* **Written instruction**:
Each record below should appear again exactly as written.

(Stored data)
★ ★ ★ ★ ★ ★ ★

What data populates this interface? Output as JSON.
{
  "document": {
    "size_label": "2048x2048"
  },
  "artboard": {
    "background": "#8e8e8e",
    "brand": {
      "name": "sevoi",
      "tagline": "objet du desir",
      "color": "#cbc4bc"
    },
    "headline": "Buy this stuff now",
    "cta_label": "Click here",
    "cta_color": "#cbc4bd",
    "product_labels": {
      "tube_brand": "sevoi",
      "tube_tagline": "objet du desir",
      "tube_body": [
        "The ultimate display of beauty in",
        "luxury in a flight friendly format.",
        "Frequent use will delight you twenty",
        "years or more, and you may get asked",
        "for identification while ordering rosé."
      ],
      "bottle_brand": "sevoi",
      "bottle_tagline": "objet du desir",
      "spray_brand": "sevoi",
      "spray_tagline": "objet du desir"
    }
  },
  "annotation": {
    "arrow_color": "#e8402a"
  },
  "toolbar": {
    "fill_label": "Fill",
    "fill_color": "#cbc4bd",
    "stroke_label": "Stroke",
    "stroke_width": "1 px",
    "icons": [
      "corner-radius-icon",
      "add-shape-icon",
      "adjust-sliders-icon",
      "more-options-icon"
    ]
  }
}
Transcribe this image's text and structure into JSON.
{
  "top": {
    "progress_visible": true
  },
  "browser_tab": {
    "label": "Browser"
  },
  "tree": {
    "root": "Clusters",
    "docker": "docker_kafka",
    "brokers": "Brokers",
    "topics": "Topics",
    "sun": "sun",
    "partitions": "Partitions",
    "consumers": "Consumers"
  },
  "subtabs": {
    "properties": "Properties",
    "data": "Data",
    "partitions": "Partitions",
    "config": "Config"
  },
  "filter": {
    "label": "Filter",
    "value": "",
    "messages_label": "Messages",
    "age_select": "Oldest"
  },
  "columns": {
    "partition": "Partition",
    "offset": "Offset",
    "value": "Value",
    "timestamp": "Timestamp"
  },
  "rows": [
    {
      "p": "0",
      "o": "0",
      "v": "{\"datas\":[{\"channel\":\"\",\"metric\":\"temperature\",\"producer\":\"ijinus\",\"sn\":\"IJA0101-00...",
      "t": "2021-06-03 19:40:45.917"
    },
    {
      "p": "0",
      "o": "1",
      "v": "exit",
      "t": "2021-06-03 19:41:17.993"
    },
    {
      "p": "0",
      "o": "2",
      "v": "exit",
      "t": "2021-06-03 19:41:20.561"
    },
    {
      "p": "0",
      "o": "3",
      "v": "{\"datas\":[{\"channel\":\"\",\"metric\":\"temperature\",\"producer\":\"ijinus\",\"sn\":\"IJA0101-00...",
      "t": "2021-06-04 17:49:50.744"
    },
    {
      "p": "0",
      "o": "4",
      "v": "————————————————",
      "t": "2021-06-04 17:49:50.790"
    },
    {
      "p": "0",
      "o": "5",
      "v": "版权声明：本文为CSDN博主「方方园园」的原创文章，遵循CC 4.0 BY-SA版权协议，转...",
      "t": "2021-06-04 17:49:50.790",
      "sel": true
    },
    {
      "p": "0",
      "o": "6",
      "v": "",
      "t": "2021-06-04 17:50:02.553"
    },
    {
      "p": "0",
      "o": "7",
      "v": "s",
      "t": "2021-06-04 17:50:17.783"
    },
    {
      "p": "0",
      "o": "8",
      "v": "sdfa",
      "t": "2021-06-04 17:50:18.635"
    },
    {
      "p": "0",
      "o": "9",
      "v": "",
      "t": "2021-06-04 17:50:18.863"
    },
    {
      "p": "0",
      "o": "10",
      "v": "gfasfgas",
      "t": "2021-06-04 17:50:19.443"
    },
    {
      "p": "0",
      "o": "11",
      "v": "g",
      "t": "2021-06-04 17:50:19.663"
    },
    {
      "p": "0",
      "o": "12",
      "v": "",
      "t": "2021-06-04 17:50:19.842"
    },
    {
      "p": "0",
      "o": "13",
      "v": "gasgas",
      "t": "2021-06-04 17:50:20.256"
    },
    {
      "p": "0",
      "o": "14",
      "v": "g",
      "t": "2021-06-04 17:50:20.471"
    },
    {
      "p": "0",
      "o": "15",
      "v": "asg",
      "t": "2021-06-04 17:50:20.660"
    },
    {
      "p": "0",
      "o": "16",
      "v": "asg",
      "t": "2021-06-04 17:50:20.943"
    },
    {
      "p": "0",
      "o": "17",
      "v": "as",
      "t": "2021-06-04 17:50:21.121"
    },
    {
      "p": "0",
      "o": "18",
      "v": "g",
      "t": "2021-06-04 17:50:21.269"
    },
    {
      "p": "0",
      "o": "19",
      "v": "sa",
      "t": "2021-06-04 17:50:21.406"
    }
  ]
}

★ ★ ★ ★ ★ ★ ★

* **Task response**:
What data populates this interface? Output as JSON.
{
  "document": {
    "size_label": "2048x2048"
  },
  "artboard": {
    "background": "#8e8e8e",
    "brand": {
      "name": "sevoi",
      "tagline": "objet du desir",
      "color": "#cbc4bc"
    },
    "headline": "Buy this stuff now",
    "cta_label": "Click here",
    "cta_color": "#cbc4bd",
    "product_labels": {
      "tube_brand": "sevoi",
      "tube_tagline": "objet du desir",
      "tube_body": [
        "The ultimate display of beauty in",
        "luxury in a flight friendly format.",
        "Frequent use will delight you twenty",
        "years or more, and you may get asked",
        "for identification while ordering rosé."
      ],
      "bottle_brand": "sevoi",
      "bottle_tagline": "objet du desir",
      "spray_brand": "sevoi",
      "spray_tagline": "objet du desir"
    }
  },
  "annotation": {
    "arrow_color": "#e8402a"
  },
  "toolbar": {
    "fill_label": "Fill",
    "fill_color": "#cbc4bd",
    "stroke_label": "Stroke",
    "stroke_width": "1 px",
    "icons": [
      "corner-radius-icon",
      "add-shape-icon",
      "adjust-sliders-icon",
      "more-options-icon"
    ]
  }
}
Transcribe this image's text and structure into JSON.
{
  "top": {
    "progress_visible": true
  },
  "browser_tab": {
    "label": "Browser"
  },
  "tree": {
    "root": "Clusters",
    "docker": "docker_kafka",
    "brokers": "Brokers",
    "topics": "Topics",
    "sun": "sun",
    "partitions": "Partitions",
    "consumers": "Consumers"
  },
  "subtabs": {
    "properties": "Properties",
    "data": "Data",
    "partitions": "Partitions",
    "config": "Config"
  },
  "filter": {
    "label": "Filter",
    "value": "",
    "messages_label": "Messages",
    "age_select": "Oldest"
  },
  "columns": {
    "partition": "Partition",
    "offset": "Offset",
    "value": "Value",
    "timestamp": "Timestamp"
  },
  "rows": [
    {
      "p": "0",
      "o": "0",
      "v": "{\"datas\":[{\"channel\":\"\",\"metric\":\"temperature\",\"producer\":\"ijinus\",\"sn\":\"IJA0101-00...",
      "t": "2021-06-03 19:40:45.917"
    },
    {
      "p": "0",
      "o": "1",
      "v": "exit",
      "t": "2021-06-03 19:41:17.993"
    },
    {
      "p": "0",
      "o": "2",
      "v": "exit",
      "t": "2021-06-03 19:41:20.561"
    },
    {
      "p": "0",
      "o": "3",
      "v": "{\"datas\":[{\"channel\":\"\",\"metric\":\"temperature\",\"producer\":\"ijinus\",\"sn\":\"IJA0101-00...",
      "t": "2021-06-04 17:49:50.744"
    },
    {
      "p": "0",
      "o": "4",
      "v": "————————————————",
      "t": "2021-06-04 17:49:50.790"
    },
    {
      "p": "0",
      "o": "5",
      "v": "版权声明：本文为CSDN博主「方方园园」的原创文章，遵循CC 4.0 BY-SA版权协议，转...",
      "t": "2021-06-04 17:49:50.790",
      "sel": true
    },
    {
      "p": "0",
      "o": "6",
      "v": "",
      "t": "2021-06-04 17:50:02.553"
    },
    {
      "p": "0",
      "o": "7",
      "v": "s",
      "t": "2021-06-04 17:50:17.783"
    },
    {
      "p": "0",
      "o": "8",
      "v": "sdfa",
      "t": "2021-06-04 17:50:18.635"
    },
    {
      "p": "0",
      "o": "9",
      "v": "",
      "t": "2021-06-04 17:50:18.863"
    },
    {
      "p": "0",
      "o": "10",
      "v": "gfasfgas",
      "t": "2021-06-04 17:50:19.443"
    },
    {
      "p": "0",
      "o": "11",
      "v": "g",
      "t": "2021-06-04 17:50:19.663"
    },
    {
      "p": "0",
      "o": "12",
      "v": "",
      "t": "2021-06-04 17:50:19.842"
    },
    {
      "p": "0",
      "o": "13",
      "v": "gasgas",
      "t": "2021-06-04 17:50:20.256"
    },
    {
      "p": "0",
      "o": "14",
      "v": "g",
      "t": "2021-06-04 17:50:20.471"
    },
    {
      "p": "0",
      "o": "15",
      "v": "asg",
      "t": "2021-06-04 17:50:20.660"
    },
    {
      "p": "0",
      "o": "16",
      "v": "asg",
      "t": "2021-06-04 17:50:20.943"
    },
    {
      "p": "0",
      "o": "17",
      "v": "as",
      "t": "2021-06-04 17:50:21.121"
    },
    {
      "p": "0",
      "o": "18",
      "v": "g",
      "t": "2021-06-04 17:50:21.269"
    },
    {
      "p": "0",
      "o": "19",
      "v": "sa",
      "t": "2021-06-04 17:50:21.406"
    }
  ]
}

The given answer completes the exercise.